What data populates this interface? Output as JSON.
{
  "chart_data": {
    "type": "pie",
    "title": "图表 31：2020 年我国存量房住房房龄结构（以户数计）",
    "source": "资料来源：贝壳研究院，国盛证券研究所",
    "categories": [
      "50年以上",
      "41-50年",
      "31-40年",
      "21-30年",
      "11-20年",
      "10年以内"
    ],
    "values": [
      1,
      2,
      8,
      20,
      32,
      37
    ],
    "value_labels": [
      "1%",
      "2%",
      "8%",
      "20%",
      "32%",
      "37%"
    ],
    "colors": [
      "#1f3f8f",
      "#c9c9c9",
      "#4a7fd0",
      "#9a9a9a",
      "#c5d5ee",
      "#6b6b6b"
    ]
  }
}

• **GIVEN EXERCISE**
Without changing a word, restate the whole listing.

• **EXPECTED ANSWER**
What data populates this interface? Output as JSON.
{
  "chart_data": {
    "type": "pie",
    "title": "图表 31：2020 年我国存量房住房房龄结构（以户数计）",
    "source": "资料来源：贝壳研究院，国盛证券研究所",
    "categories": [
      "50年以上",
      "41-50年",
      "31-40年",
      "21-30年",
      "11-20年",
      "10年以内"
    ],
    "values": [
      1,
      2,
      8,
      20,
      32,
      37
    ],
    "value_labels": [
      "1%",
      "2%",
      "8%",
      "20%",
      "32%",
      "37%"
    ],
    "colors": [
      "#1f3f8f",
      "#c9c9c9",
      "#4a7fd0",
      "#9a9a9a",
      "#c5d5ee",
      "#6b6b6b"
    ]
  }
}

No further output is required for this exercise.